GOAL: The records that follow must be repeated verbatim, every one of them.
------ RECORDS SUPPLIED
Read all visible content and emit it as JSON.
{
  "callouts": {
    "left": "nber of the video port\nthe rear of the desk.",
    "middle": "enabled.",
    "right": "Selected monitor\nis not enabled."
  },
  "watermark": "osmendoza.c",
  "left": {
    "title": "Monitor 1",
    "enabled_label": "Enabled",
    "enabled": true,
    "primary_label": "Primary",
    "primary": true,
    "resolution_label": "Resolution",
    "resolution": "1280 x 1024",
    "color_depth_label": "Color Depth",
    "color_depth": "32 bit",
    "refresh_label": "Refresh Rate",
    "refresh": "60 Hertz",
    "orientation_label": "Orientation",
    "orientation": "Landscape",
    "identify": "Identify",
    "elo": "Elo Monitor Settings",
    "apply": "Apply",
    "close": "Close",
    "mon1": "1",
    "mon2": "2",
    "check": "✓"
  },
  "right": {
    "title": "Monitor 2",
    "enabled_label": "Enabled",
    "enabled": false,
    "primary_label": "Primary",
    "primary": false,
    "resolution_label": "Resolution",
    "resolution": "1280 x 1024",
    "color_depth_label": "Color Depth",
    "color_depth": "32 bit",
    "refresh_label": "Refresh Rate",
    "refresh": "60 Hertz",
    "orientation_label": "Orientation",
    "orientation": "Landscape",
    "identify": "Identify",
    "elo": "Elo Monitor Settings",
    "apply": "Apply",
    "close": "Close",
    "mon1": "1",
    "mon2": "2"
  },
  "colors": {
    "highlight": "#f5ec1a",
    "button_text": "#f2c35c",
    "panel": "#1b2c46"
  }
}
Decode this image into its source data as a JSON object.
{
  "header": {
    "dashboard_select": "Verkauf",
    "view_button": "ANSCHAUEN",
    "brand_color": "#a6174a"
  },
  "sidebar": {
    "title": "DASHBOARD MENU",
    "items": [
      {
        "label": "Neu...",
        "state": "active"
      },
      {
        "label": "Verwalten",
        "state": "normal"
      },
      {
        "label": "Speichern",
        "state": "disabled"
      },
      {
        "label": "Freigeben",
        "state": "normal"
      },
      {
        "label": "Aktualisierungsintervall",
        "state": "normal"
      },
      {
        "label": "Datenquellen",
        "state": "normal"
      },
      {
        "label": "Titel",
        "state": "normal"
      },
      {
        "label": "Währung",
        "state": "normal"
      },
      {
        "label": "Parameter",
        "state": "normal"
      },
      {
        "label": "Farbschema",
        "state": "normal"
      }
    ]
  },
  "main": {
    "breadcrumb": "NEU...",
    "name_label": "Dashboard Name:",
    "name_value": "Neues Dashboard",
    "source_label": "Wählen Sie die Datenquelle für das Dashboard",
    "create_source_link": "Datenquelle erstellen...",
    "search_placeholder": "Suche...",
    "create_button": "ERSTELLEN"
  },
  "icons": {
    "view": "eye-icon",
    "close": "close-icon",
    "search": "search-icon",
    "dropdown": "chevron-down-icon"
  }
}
------------
RESULT OF THE TASK:
Read all visible content and emit it as JSON.
{
  "callouts": {
    "left": "nber of the video port\nthe rear of the desk.",
    "middle": "enabled.",
    "right": "Selected monitor\nis not enabled."
  },
  "watermark": "osmendoza.c",
  "left": {
    "title": "Monitor 1",
    "enabled_label": "Enabled",
    "enabled": true,
    "primary_label": "Primary",
    "primary": true,
    "resolution_label": "Resolution",
    "resolution": "1280 x 1024",
    "color_depth_label": "Color Depth",
    "color_depth": "32 bit",
    "refresh_label": "Refresh Rate",
    "refresh": "60 Hertz",
    "orientation_label": "Orientation",
    "orientation": "Landscape",
    "identify": "Identify",
    "elo": "Elo Monitor Settings",
    "apply": "Apply",
    "close": "Close",
    "mon1": "1",
    "mon2": "2",
    "check": "✓"
  },
  "right": {
    "title": "Monitor 2",
    "enabled_label": "Enabled",
    "enabled": false,
    "primary_label": "Primary",
    "primary": false,
    "resolution_label": "Resolution",
    "resolution": "1280 x 1024",
    "color_depth_label": "Color Depth",
    "color_depth": "32 bit",
    "refresh_label": "Refresh Rate",
    "refresh": "60 Hertz",
    "orientation_label": "Orientation",
    "orientation": "Landscape",
    "identify": "Identify",
    "elo": "Elo Monitor Settings",
    "apply": "Apply",
    "close": "Close",
    "mon1": "1",
    "mon2": "2"
  },
  "colors": {
    "highlight": "#f5ec1a",
    "button_text": "#f2c35c",
    "panel": "#1b2c46"
  }
}
Decode this image into its source data as a JSON object.
{
  "header": {
    "dashboard_select": "Verkauf",
    "view_button": "ANSCHAUEN",
    "brand_color": "#a6174a"
  },
  "sidebar": {
    "title": "DASHBOARD MENU",
    "items": [
      {
        "label": "Neu...",
        "state": "active"
      },
      {
        "label": "Verwalten",
        "state": "normal"
      },
      {
        "label": "Speichern",
        "state": "disabled"
      },
      {
        "label": "Freigeben",
        "state": "normal"
      },
      {
        "label": "Aktualisierungsintervall",
        "state": "normal"
      },
      {
        "label": "Datenquellen",
        "state": "normal"
      },
      {
        "label": "Titel",
        "state": "normal"
      },
      {
        "label": "Währung",
        "state": "normal"
      },
      {
        "label": "Parameter",
        "state": "normal"
      },
      {
        "label": "Farbschema",
        "state": "normal"
      }
    ]
  },
  "main": {
    "breadcrumb": "NEU...",
    "name_label": "Dashboard Name:",
    "name_value": "Neues Dashboard",
    "source_label": "Wählen Sie die Datenquelle für das Dashboard",
    "create_source_link": "Datenquelle erstellen...",
    "search_placeholder": "Suche...",
    "create_button": "ERSTELLEN"
  },
  "icons": {
    "view": "eye-icon",
    "close": "close-icon",
    "search": "search-icon",
    "dropdown": "chevron-down-icon"
  }
}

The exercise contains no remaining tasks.